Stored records
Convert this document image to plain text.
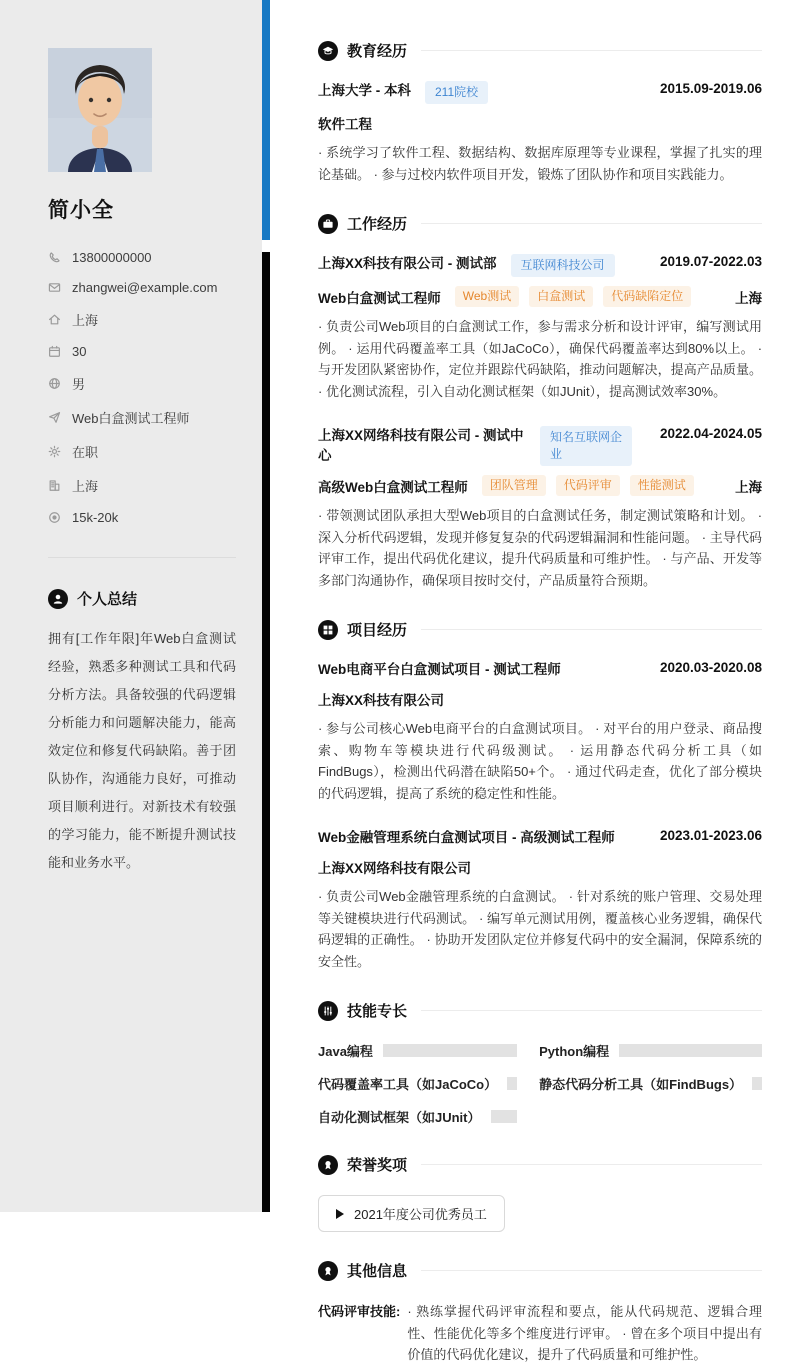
简小全
13800000000
zhangwei@example.com
上海
30
男
Web白盒测试工程师
在职
上海
15k-20k
个人总结

拥有[工作年限]年Web白盒测试经验，熟悉多种测试工具和代码分析方法。具备较强的代码逻辑分析能力和问题解决能力，能高效定位和修复代码缺陷。善于团队协作，沟通能力良好，可推动项目顺利进行。对新技术有较强的学习能力，能不断提升测试技能和业务水平。

教育经历
上海大学 - 本科	211院校	2015.09-2019.06
软件工程

· 系统学习了软件工程、数据结构、数据库原理等专业课程，掌握了扎实的理论基础。 · 参与过校内软件项目开发，锻炼了团队协作和项目实践能力。

工作经历
上海XX科技有限公司 - 测试部	互联网科技公司	2019.07-2022.03
Web白盒测试工程师	Web测试	白盒测试	代码缺陷定位	上海

· 负责公司Web项目的白盒测试工作，参与需求分析和设计评审，编写测试用例。 · 运用代码覆盖率工具（如JaCoCo），确保代码覆盖率达到80%以上。 · 与开发团队紧密协作，定位并跟踪代码缺陷，推动问题解决，提高产品质量。 · 优化测试流程，引入自动化测试框架（如JUnit），提高测试效率30%。

上海XX网络科技有限公司 - 测试中心
知名互联网企业
2022.04-2024.05
高级Web白盒测试工程师	团队管理	代码评审	性能测试	上海

· 带领测试团队承担大型Web项目的白盒测试任务，制定测试策略和计划。 · 深入分析代码逻辑，发现并修复复杂的代码逻辑漏洞和性能问题。 · 主导代码评审工作，提出代码优化建议，提升代码质量和可维护性。 · 与产品、开发等多部门沟通协作，确保项目按时交付，产品质量符合预期。

项目经历
Web电商平台白盒测试项目 - 测试工程师	2020.03-2020.08
上海XX科技有限公司

· 参与公司核心Web电商平台的白盒测试项目。 · 对平台的用户登录、商品搜索、购物车等模块进行代码级测试。 · 运用静态代码分析工具（如FindBugs），检测出代码潜在缺陷50+个。 · 通过代码走查，优化了部分模块的代码逻辑，提高了系统的稳定性和性能。

Web金融管理系统白盒测试项目 - 高级测试工程师	2023.01-2023.06
上海XX网络科技有限公司

· 负责公司Web金融管理系统的白盒测试。 · 针对系统的账户管理、交易处理等关键模块进行代码测试。 · 编写单元测试用例，覆盖核心业务逻辑，确保代码逻辑的正确性。 · 协助开发团队定位并修复代码中的安全漏洞，保障系统的安全性。

技能专长
Java编程	Python编程
代码覆盖率工具（如JaCoCo）	静态代码分析工具（如FindBugs）
自动化测试框架（如JUnit）
荣誉奖项
2021年度公司优秀员工
其他信息
代码评审技能: · 熟练掌握代码评审流程和要点，能从代码规范、逻辑合理性、性能优化等多个维度进行评审。 · 曾在多个项目中提出有价值的代码优化建议，提升了代码质量和可维护性。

## REQUIREMENT
Gather from the data above every line with the string "如FindBugs".

## WORKED ANSWER
· 参与公司核心Web电商平台的白盒测试项目。 · 对平台的用户登录、商品搜索、购物车等模块进行代码级测试。 · 运用静态代码分析工具（如FindBugs），检测出代码潜在缺陷50+个。 · 通过代码走查，优化了部分模块的代码逻辑，提高了系统的稳定性和性能。
代码覆盖率工具（如JaCoCo）	静态代码分析工具（如FindBugs）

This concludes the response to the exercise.